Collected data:
************

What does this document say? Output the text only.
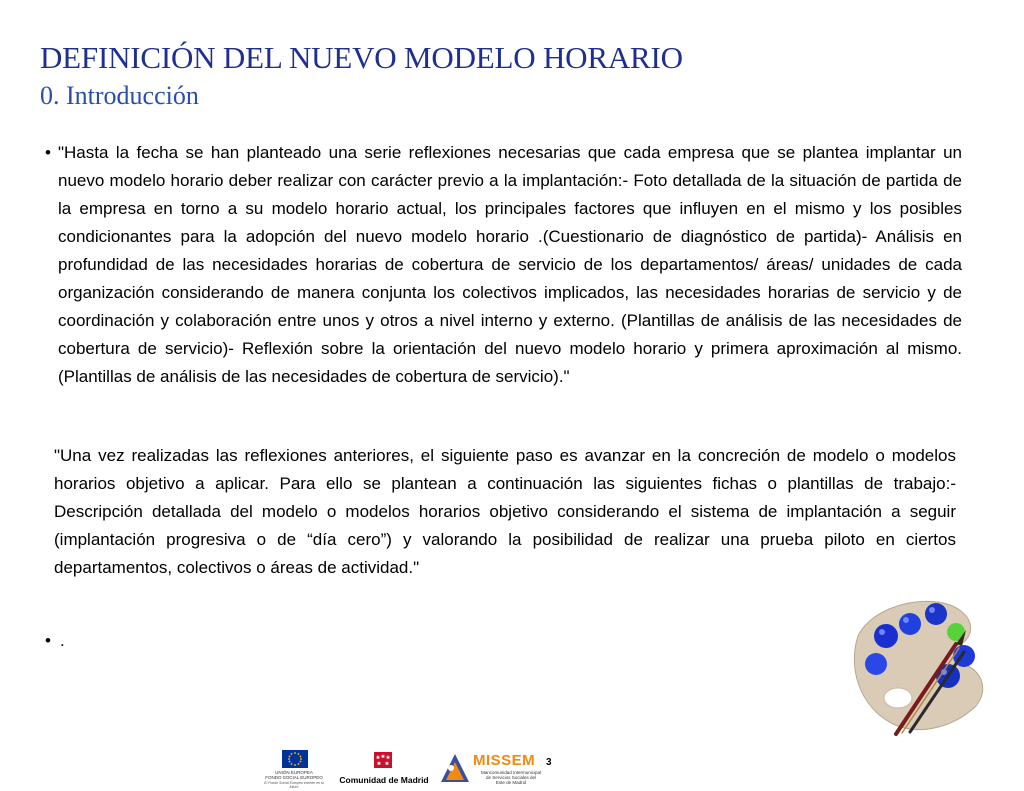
DEFINICIÓN DEL NUEVO MODELO HORARIO
0. Introducción
• "Hasta la fecha se han planteado una serie reflexiones necesarias que cada empresa que se plantea implantar un nuevo modelo horario deber realizar con carácter previo a la implantación:- Foto detallada de la situación de partida de la empresa en torno a su modelo horario actual, los principales factores que influyen en el mismo y los posibles condicionantes para la adopción del nuevo modelo horario .(Cuestionario de diagnóstico de partida)- Análisis en profundidad de las necesidades horarias de cobertura de servicio de los departamentos/ áreas/ unidades de cada organización considerando de manera conjunta los colectivos implicados, las necesidades horarias de servicio y de coordinación y colaboración entre unos y otros a nivel interno y externo. (Plantillas de análisis de las necesidades de cobertura de servicio)- Reflexión sobre la orientación del nuevo modelo horario y primera aproximación al mismo. (Plantillas de análisis de las necesidades de cobertura de servicio)."
"Una vez realizadas las reflexiones anteriores, el siguiente paso es avanzar en la concreción de modelo o modelos horarios objetivo a aplicar. Para ello se plantean a continuación las siguientes fichas o plantillas de trabajo:- Descripción detallada del modelo o modelos horarios objetivo considerando el sistema de implantación a seguir (implantación progresiva o de “día cero”) y valorando la posibilidad de realizar una prueba piloto en ciertos departamentos, colectivos o áreas de actividad."
• .
UNIÓN EUROPEA
FONDO SOCIAL EUROPEO
El Fondo Social Europeo invierte en tu futuro
Comunidad de Madrid
MISSEM
Mancomunidad Intermunicipal
de Servicios Sociales del
Este de Madrid
3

************

- _Your instructions_:
Reproduce each line exactly, please, except for any pictures.

- _Answer in full_:
What does this document say? Output the text only.
DEFINICIÓN DEL NUEVO MODELO HORARIO
0. Introducción
• "Hasta la fecha se han planteado una serie reflexiones necesarias que cada empresa que se plantea implantar un nuevo modelo horario deber realizar con carácter previo a la implantación:- Foto detallada de la situación de partida de la empresa en torno a su modelo horario actual, los principales factores que influyen en el mismo y los posibles condicionantes para la adopción del nuevo modelo horario .(Cuestionario de diagnóstico de partida)- Análisis en profundidad de las necesidades horarias de cobertura de servicio de los departamentos/ áreas/ unidades de cada organización considerando de manera conjunta los colectivos implicados, las necesidades horarias de servicio y de coordinación y colaboración entre unos y otros a nivel interno y externo. (Plantillas de análisis de las necesidades de cobertura de servicio)- Reflexión sobre la orientación del nuevo modelo horario y primera aproximación al mismo. (Plantillas de análisis de las necesidades de cobertura de servicio)."
"Una vez realizadas las reflexiones anteriores, el siguiente paso es avanzar en la concreción de modelo o modelos horarios objetivo a aplicar. Para ello se plantean a continuación las siguientes fichas o plantillas de trabajo:- Descripción detallada del modelo o modelos horarios objetivo considerando el sistema de implantación a seguir (implantación progresiva o de “día cero”) y valorando la posibilidad de realizar una prueba piloto en ciertos departamentos, colectivos o áreas de actividad."
• .
UNIÓN EUROPEA
FONDO SOCIAL EUROPEO
El Fondo Social Europeo invierte en tu futuro
Comunidad de Madrid
MISSEM
Mancomunidad Intermunicipal
de Servicios Sociales del
Este de Madrid
3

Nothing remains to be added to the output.